State how many lines in these records contain the word "טבעית", and nothing else.

▶ Entries taken from a collection:
____

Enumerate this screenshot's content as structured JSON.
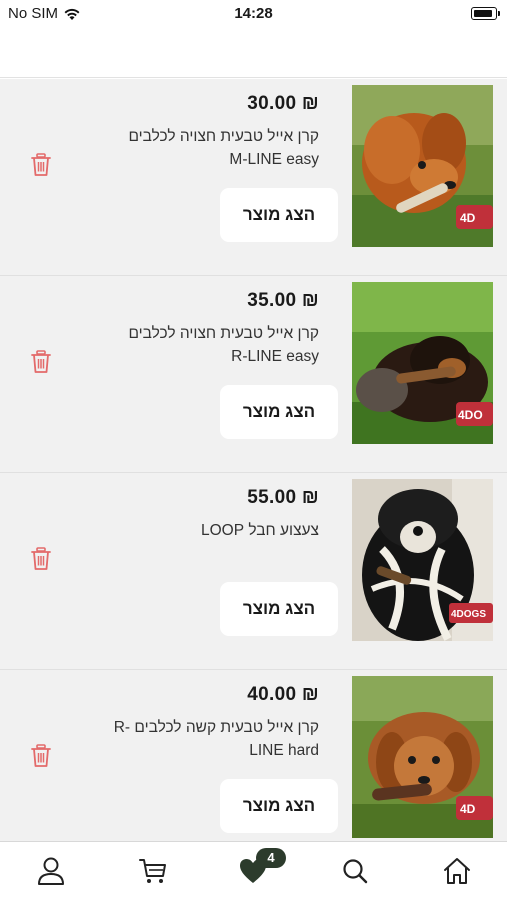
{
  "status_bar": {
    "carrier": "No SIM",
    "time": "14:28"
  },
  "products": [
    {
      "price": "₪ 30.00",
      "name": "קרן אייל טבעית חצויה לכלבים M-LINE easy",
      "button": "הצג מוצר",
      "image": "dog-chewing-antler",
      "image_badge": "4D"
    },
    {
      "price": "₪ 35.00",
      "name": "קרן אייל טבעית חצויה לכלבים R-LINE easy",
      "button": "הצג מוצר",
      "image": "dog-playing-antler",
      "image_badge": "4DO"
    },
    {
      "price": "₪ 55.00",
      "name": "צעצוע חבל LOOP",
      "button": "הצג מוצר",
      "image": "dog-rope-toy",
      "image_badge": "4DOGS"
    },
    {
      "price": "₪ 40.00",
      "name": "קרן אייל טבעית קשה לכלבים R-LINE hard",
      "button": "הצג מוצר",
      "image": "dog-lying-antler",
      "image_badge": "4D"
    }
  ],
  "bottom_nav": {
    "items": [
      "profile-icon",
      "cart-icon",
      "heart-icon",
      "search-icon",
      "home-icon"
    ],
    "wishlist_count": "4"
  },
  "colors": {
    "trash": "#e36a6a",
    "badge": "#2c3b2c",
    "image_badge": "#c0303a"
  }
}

____

▶ Answer to the exercise: 3